§ **GIVEN EXERCISE**
All of the entries must be reproduced exactly, with no images carried over.
[start DATASET RECORDS]
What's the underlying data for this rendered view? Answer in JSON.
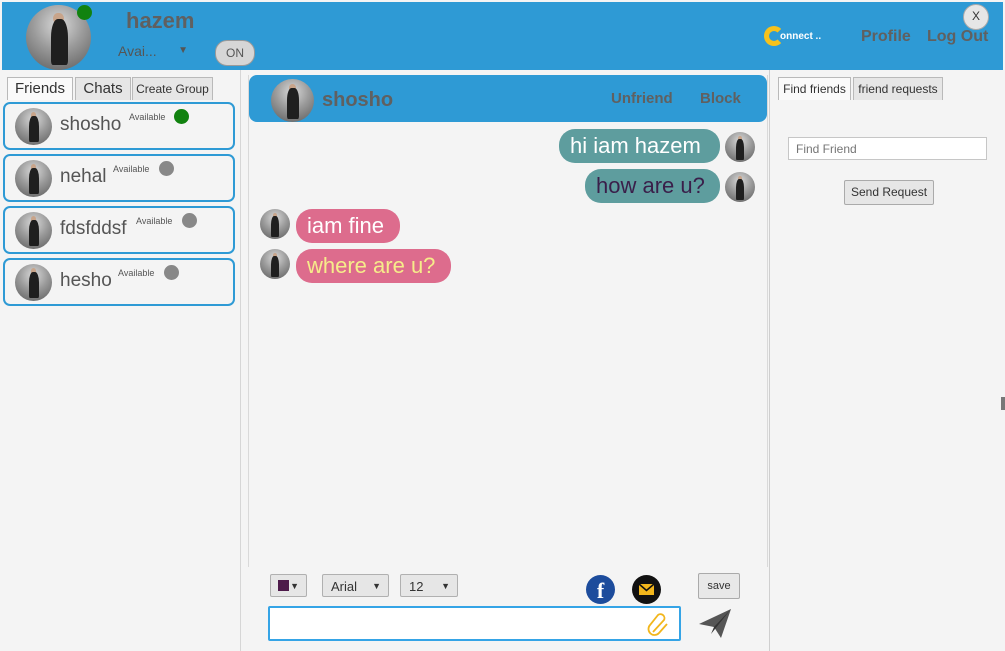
{
  "colors": {
    "header_bg": "#2e9ad5",
    "online": "#11820f",
    "offline": "#888888",
    "out_bubble": "#5e9d9e",
    "in_bubble": "#dd6c8d"
  },
  "header": {
    "user_name": "hazem",
    "status_value": "Avai...",
    "toggle_label": "ON",
    "logo_text": "onnect ..",
    "profile_label": "Profile",
    "logout_label": "Log Out",
    "close_label": "X"
  },
  "left_tabs": [
    "Friends",
    "Chats",
    "Create Group"
  ],
  "friends": [
    {
      "name": "shosho",
      "status": "Available",
      "online": true
    },
    {
      "name": "nehal",
      "status": "Available",
      "online": false
    },
    {
      "name": "fdsfddsf",
      "status": "Available",
      "online": false
    },
    {
      "name": "hesho",
      "status": "Available",
      "online": false
    }
  ],
  "chat": {
    "contact_name": "shosho",
    "unfriend_label": "Unfriend",
    "block_label": "Block",
    "messages": [
      {
        "text": "hi iam hazem",
        "direction": "out",
        "text_color": "#ffffff"
      },
      {
        "text": "how are u?",
        "direction": "out",
        "text_color": "#3a1f4a"
      },
      {
        "text": "iam fine",
        "direction": "in",
        "text_color": "#ffffff"
      },
      {
        "text": "where are u?",
        "direction": "in",
        "text_color": "#f6ec8a"
      }
    ]
  },
  "toolbar": {
    "text_color": "#4d1a4a",
    "font_family": "Arial",
    "font_size": "12",
    "save_label": "save",
    "input_value": ""
  },
  "right": {
    "tabs": [
      "Find friends",
      "friend requests"
    ],
    "find_placeholder": "Find Friend",
    "send_request_label": "Send Request"
  }
}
[end DATASET RECORDS]
§ **FINAL RESULT**
What's the underlying data for this rendered view? Answer in JSON.
{
  "colors": {
    "header_bg": "#2e9ad5",
    "online": "#11820f",
    "offline": "#888888",
    "out_bubble": "#5e9d9e",
    "in_bubble": "#dd6c8d"
  },
  "header": {
    "user_name": "hazem",
    "status_value": "Avai...",
    "toggle_label": "ON",
    "logo_text": "onnect ..",
    "profile_label": "Profile",
    "logout_label": "Log Out",
    "close_label": "X"
  },
  "left_tabs": [
    "Friends",
    "Chats",
    "Create Group"
  ],
  "friends": [
    {
      "name": "shosho",
      "status": "Available",
      "online": true
    },
    {
      "name": "nehal",
      "status": "Available",
      "online": false
    },
    {
      "name": "fdsfddsf",
      "status": "Available",
      "online": false
    },
    {
      "name": "hesho",
      "status": "Available",
      "online": false
    }
  ],
  "chat": {
    "contact_name": "shosho",
    "unfriend_label": "Unfriend",
    "block_label": "Block",
    "messages": [
      {
        "text": "hi iam hazem",
        "direction": "out",
        "text_color": "#ffffff"
      },
      {
        "text": "how are u?",
        "direction": "out",
        "text_color": "#3a1f4a"
      },
      {
        "text": "iam fine",
        "direction": "in",
        "text_color": "#ffffff"
      },
      {
        "text": "where are u?",
        "direction": "in",
        "text_color": "#f6ec8a"
      }
    ]
  },
  "toolbar": {
    "text_color": "#4d1a4a",
    "font_family": "Arial",
    "font_size": "12",
    "save_label": "save",
    "input_value": ""
  },
  "right": {
    "tabs": [
      "Find friends",
      "friend requests"
    ],
    "find_placeholder": "Find Friend",
    "send_request_label": "Send Request"
  }
}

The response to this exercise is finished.